── Provided data
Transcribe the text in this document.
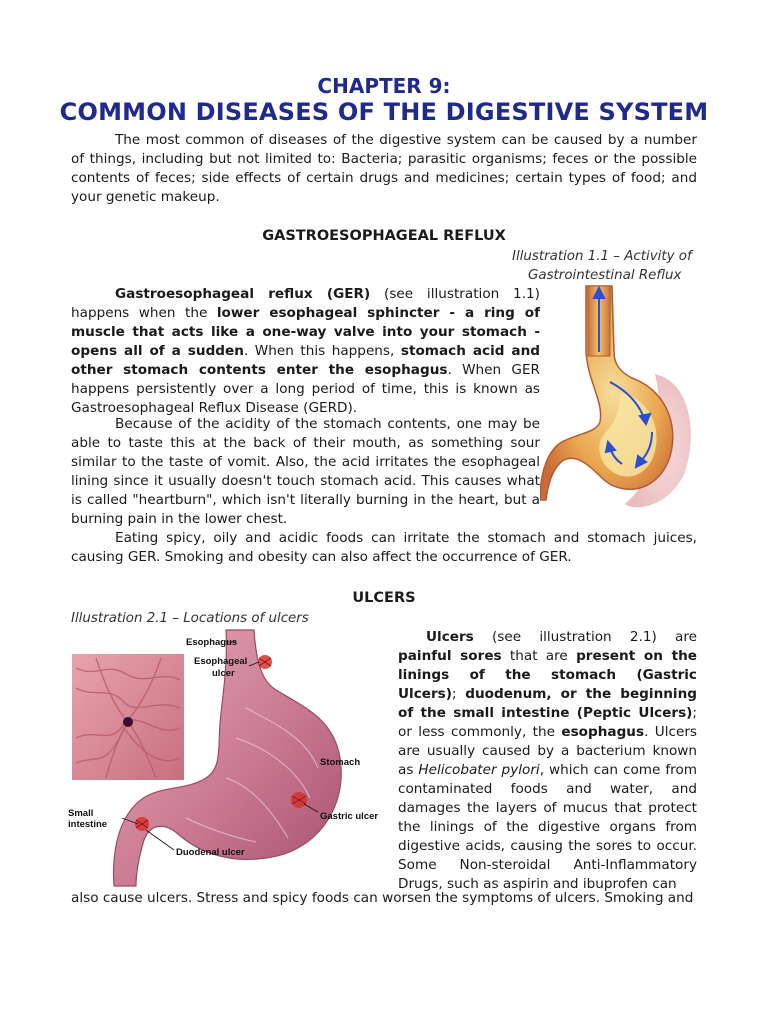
CHAPTER 9:
COMMON DISEASES OF THE DIGESTIVE SYSTEM
The most common of diseases of the digestive system can be caused by a number of things, including but not limited to: Bacteria; parasitic organisms; feces or the possible contents of feces; side effects of certain drugs and medicines; certain types of food; and your genetic makeup.
GASTROESOPHAGEAL REFLUX
Illustration 1.1 – Activity of
Gastrointestinal Reflux
Gastroesophageal reflux (GER) (see illustration 1.1) happens when the lower esophageal sphincter - a ring of muscle that acts like a one-way valve into your stomach - opens all of a sudden. When this happens, stomach acid and other stomach contents enter the esophagus. When GER happens persistently over a long period of time, this is known as Gastroesophageal Reflux Disease (GERD).
Because of the acidity of the stomach contents, one may be able to taste this at the back of their mouth, as something sour similar to the taste of vomit. Also, the acid irritates the esophageal lining since it usually doesn't touch stomach acid. This causes what is called "heartburn", which isn't literally burning in the heart, but a burning pain in the lower chest.
Eating spicy, oily and acidic foods can irritate the stomach and stomach juices, causing GER. Smoking and obesity can also affect the occurrence of GER.
ULCERS
Illustration 2.1 – Locations of ulcers
Esophagus
Esophageal
ulcer
Stomach
Gastric ulcer
Small
intestine
Duodenal ulcer
Ulcers (see illustration 2.1) are painful sores that are present on the linings of the stomach (Gastric Ulcers); duodenum, or the beginning of the small intestine (Peptic Ulcers); or less commonly, the esophagus. Ulcers are usually caused by a bacterium known as Helicobater pylori, which can come from contaminated foods and water, and damages the layers of mucus that protect the linings of the digestive organs from digestive acids, causing the sores to occur. Some Non-steroidal Anti-Inflammatory Drugs, such as aspirin and ibuprofen can
also cause ulcers. Stress and spicy foods can worsen the symptoms of ulcers. Smoking and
────
Requirement: Your answer should consist of copies of the lines above that include the string "which".

Written answer:
Because of the acidity of the stomach contents, one may be able to taste this at the back of their mouth, as something sour similar to the taste of vomit. Also, the acid irritates the esophageal lining since it usually doesn't touch stomach acid. This causes what is called "heartburn", which isn't literally burning in the heart, but a burning pain in the lower chest.
Ulcers (see illustration 2.1) are painful sores that are present on the linings of the stomach (Gastric Ulcers); duodenum, or the beginning of the small intestine (Peptic Ulcers); or less commonly, the esophagus. Ulcers are usually caused by a bacterium known as Helicobater pylori, which can come from contaminated foods and water, and damages the layers of mucus that protect the linings of the digestive organs from digestive acids, causing the sores to occur. Some Non-steroidal Anti-Inflammatory Drugs, such as aspirin and ibuprofen can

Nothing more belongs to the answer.